Any picture among the records should be left out, please; retype the rest exactly.

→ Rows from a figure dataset

===

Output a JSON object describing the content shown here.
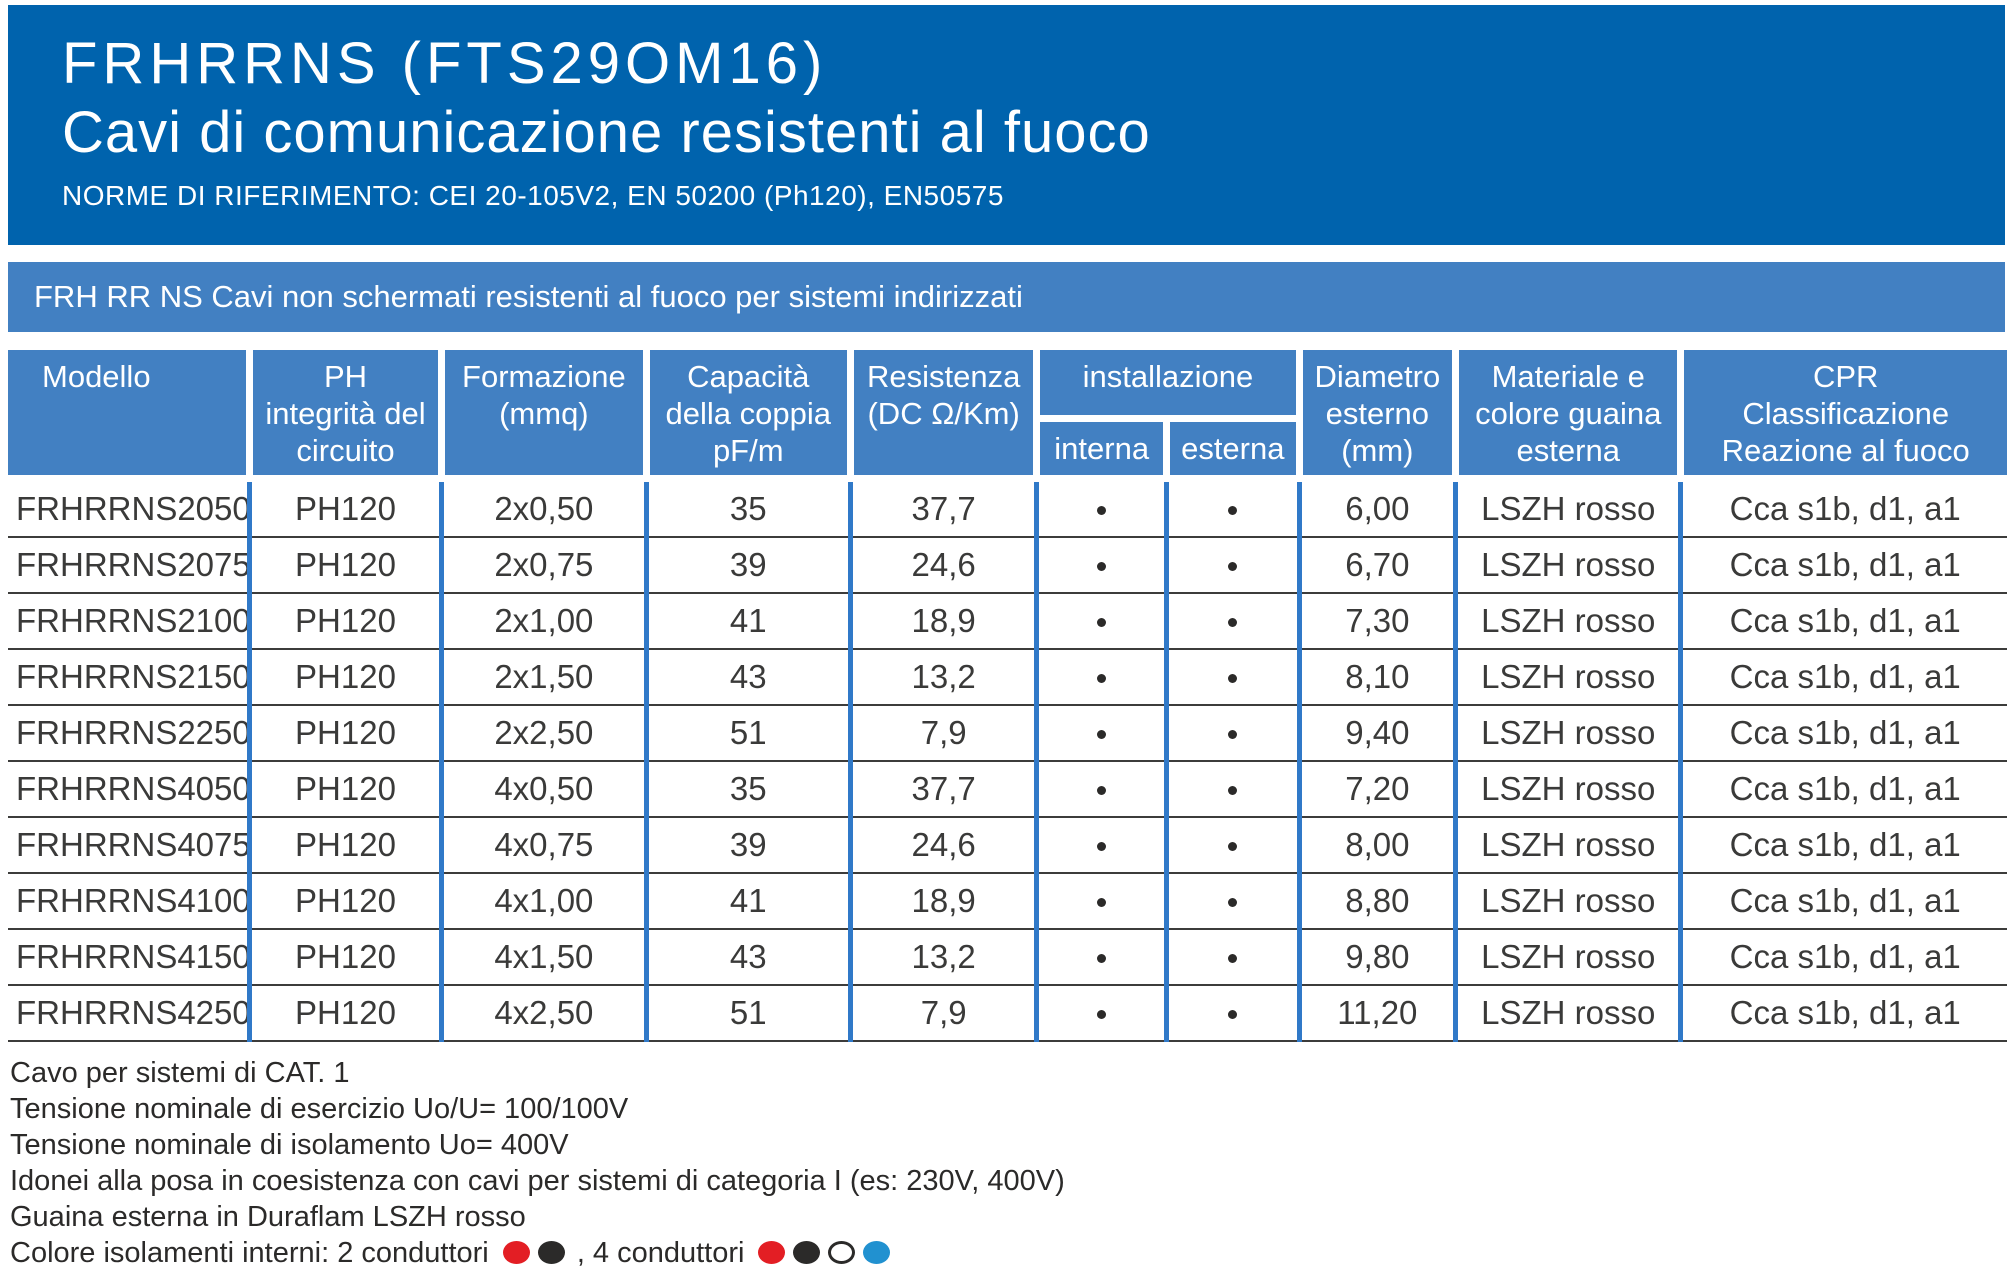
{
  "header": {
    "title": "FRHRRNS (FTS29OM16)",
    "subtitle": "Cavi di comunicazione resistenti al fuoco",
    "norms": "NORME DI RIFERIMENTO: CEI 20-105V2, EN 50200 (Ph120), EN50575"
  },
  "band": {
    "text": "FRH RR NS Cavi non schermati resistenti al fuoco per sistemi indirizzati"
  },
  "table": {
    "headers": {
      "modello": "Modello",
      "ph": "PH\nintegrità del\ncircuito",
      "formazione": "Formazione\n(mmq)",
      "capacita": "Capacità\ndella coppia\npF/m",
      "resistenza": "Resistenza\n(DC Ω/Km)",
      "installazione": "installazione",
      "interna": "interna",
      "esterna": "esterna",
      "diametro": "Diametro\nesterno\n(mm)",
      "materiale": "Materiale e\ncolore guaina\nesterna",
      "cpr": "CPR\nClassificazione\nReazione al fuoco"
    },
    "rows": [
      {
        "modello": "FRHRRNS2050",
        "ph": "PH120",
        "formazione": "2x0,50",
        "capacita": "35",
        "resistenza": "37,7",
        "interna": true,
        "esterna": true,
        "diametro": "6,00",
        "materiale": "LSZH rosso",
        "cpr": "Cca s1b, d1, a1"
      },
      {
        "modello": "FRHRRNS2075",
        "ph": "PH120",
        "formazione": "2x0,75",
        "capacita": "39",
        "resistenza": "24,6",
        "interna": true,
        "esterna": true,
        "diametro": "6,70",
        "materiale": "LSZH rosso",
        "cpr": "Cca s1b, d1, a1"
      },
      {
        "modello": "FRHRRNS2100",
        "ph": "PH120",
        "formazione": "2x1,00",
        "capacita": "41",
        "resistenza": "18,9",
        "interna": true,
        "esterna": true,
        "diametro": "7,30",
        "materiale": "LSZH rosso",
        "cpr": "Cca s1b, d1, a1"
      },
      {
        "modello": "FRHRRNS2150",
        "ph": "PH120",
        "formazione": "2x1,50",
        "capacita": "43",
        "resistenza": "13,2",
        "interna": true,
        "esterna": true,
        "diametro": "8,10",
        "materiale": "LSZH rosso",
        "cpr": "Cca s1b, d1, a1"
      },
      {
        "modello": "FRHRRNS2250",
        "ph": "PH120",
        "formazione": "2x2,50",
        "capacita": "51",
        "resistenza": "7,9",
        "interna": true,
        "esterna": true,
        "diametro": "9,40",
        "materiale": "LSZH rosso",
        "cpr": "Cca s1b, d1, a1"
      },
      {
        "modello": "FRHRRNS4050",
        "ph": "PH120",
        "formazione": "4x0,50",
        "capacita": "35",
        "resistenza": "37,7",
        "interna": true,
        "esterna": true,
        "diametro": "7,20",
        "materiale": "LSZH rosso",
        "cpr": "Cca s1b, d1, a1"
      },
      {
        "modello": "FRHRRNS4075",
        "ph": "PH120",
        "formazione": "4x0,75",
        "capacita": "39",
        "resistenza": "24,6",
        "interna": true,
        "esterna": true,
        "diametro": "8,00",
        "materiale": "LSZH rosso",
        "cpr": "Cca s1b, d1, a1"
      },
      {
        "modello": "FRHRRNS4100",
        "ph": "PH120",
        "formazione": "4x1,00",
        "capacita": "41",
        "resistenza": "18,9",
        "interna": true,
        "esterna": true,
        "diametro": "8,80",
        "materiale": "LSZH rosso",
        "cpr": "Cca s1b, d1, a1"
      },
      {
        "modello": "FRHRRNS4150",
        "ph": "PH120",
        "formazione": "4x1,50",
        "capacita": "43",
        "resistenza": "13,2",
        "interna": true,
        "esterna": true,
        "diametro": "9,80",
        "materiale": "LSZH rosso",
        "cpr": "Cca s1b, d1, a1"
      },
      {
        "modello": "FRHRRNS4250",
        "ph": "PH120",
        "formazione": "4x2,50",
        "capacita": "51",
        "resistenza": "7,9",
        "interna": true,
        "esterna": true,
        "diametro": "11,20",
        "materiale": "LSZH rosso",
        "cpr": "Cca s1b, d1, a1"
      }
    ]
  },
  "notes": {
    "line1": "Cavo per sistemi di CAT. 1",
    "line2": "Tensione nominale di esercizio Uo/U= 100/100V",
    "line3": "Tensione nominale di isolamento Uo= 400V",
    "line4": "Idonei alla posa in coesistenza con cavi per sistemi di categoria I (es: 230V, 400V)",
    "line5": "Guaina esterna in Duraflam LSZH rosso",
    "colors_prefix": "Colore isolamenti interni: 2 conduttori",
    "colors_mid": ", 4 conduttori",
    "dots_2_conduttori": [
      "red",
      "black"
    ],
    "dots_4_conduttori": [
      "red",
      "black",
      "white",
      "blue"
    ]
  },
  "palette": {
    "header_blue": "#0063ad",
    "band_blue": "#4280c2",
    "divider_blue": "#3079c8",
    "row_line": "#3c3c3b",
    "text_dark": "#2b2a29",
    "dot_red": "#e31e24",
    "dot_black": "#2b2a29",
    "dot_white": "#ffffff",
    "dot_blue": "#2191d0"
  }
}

===

→ Solution to this task
Output a JSON object describing the content shown here.
{
  "header": {
    "title": "FRHRRNS (FTS29OM16)",
    "subtitle": "Cavi di comunicazione resistenti al fuoco",
    "norms": "NORME DI RIFERIMENTO: CEI 20-105V2, EN 50200 (Ph120), EN50575"
  },
  "band": {
    "text": "FRH RR NS Cavi non schermati resistenti al fuoco per sistemi indirizzati"
  },
  "table": {
    "headers": {
      "modello": "Modello",
      "ph": "PH\nintegrità del\ncircuito",
      "formazione": "Formazione\n(mmq)",
      "capacita": "Capacità\ndella coppia\npF/m",
      "resistenza": "Resistenza\n(DC Ω/Km)",
      "installazione": "installazione",
      "interna": "interna",
      "esterna": "esterna",
      "diametro": "Diametro\nesterno\n(mm)",
      "materiale": "Materiale e\ncolore guaina\nesterna",
      "cpr": "CPR\nClassificazione\nReazione al fuoco"
    },
    "rows": [
      {
        "modello": "FRHRRNS2050",
        "ph": "PH120",
        "formazione": "2x0,50",
        "capacita": "35",
        "resistenza": "37,7",
        "interna": true,
        "esterna": true,
        "diametro": "6,00",
        "materiale": "LSZH rosso",
        "cpr": "Cca s1b, d1, a1"
      },
      {
        "modello": "FRHRRNS2075",
        "ph": "PH120",
        "formazione": "2x0,75",
        "capacita": "39",
        "resistenza": "24,6",
        "interna": true,
        "esterna": true,
        "diametro": "6,70",
        "materiale": "LSZH rosso",
        "cpr": "Cca s1b, d1, a1"
      },
      {
        "modello": "FRHRRNS2100",
        "ph": "PH120",
        "formazione": "2x1,00",
        "capacita": "41",
        "resistenza": "18,9",
        "interna": true,
        "esterna": true,
        "diametro": "7,30",
        "materiale": "LSZH rosso",
        "cpr": "Cca s1b, d1, a1"
      },
      {
        "modello": "FRHRRNS2150",
        "ph": "PH120",
        "formazione": "2x1,50",
        "capacita": "43",
        "resistenza": "13,2",
        "interna": true,
        "esterna": true,
        "diametro": "8,10",
        "materiale": "LSZH rosso",
        "cpr": "Cca s1b, d1, a1"
      },
      {
        "modello": "FRHRRNS2250",
        "ph": "PH120",
        "formazione": "2x2,50",
        "capacita": "51",
        "resistenza": "7,9",
        "interna": true,
        "esterna": true,
        "diametro": "9,40",
        "materiale": "LSZH rosso",
        "cpr": "Cca s1b, d1, a1"
      },
      {
        "modello": "FRHRRNS4050",
        "ph": "PH120",
        "formazione": "4x0,50",
        "capacita": "35",
        "resistenza": "37,7",
        "interna": true,
        "esterna": true,
        "diametro": "7,20",
        "materiale": "LSZH rosso",
        "cpr": "Cca s1b, d1, a1"
      },
      {
        "modello": "FRHRRNS4075",
        "ph": "PH120",
        "formazione": "4x0,75",
        "capacita": "39",
        "resistenza": "24,6",
        "interna": true,
        "esterna": true,
        "diametro": "8,00",
        "materiale": "LSZH rosso",
        "cpr": "Cca s1b, d1, a1"
      },
      {
        "modello": "FRHRRNS4100",
        "ph": "PH120",
        "formazione": "4x1,00",
        "capacita": "41",
        "resistenza": "18,9",
        "interna": true,
        "esterna": true,
        "diametro": "8,80",
        "materiale": "LSZH rosso",
        "cpr": "Cca s1b, d1, a1"
      },
      {
        "modello": "FRHRRNS4150",
        "ph": "PH120",
        "formazione": "4x1,50",
        "capacita": "43",
        "resistenza": "13,2",
        "interna": true,
        "esterna": true,
        "diametro": "9,80",
        "materiale": "LSZH rosso",
        "cpr": "Cca s1b, d1, a1"
      },
      {
        "modello": "FRHRRNS4250",
        "ph": "PH120",
        "formazione": "4x2,50",
        "capacita": "51",
        "resistenza": "7,9",
        "interna": true,
        "esterna": true,
        "diametro": "11,20",
        "materiale": "LSZH rosso",
        "cpr": "Cca s1b, d1, a1"
      }
    ]
  },
  "notes": {
    "line1": "Cavo per sistemi di CAT. 1",
    "line2": "Tensione nominale di esercizio Uo/U= 100/100V",
    "line3": "Tensione nominale di isolamento Uo= 400V",
    "line4": "Idonei alla posa in coesistenza con cavi per sistemi di categoria I (es: 230V, 400V)",
    "line5": "Guaina esterna in Duraflam LSZH rosso",
    "colors_prefix": "Colore isolamenti interni: 2 conduttori",
    "colors_mid": ", 4 conduttori",
    "dots_2_conduttori": [
      "red",
      "black"
    ],
    "dots_4_conduttori": [
      "red",
      "black",
      "white",
      "blue"
    ]
  },
  "palette": {
    "header_blue": "#0063ad",
    "band_blue": "#4280c2",
    "divider_blue": "#3079c8",
    "row_line": "#3c3c3b",
    "text_dark": "#2b2a29",
    "dot_red": "#e31e24",
    "dot_black": "#2b2a29",
    "dot_white": "#ffffff",
    "dot_blue": "#2191d0"
  }
}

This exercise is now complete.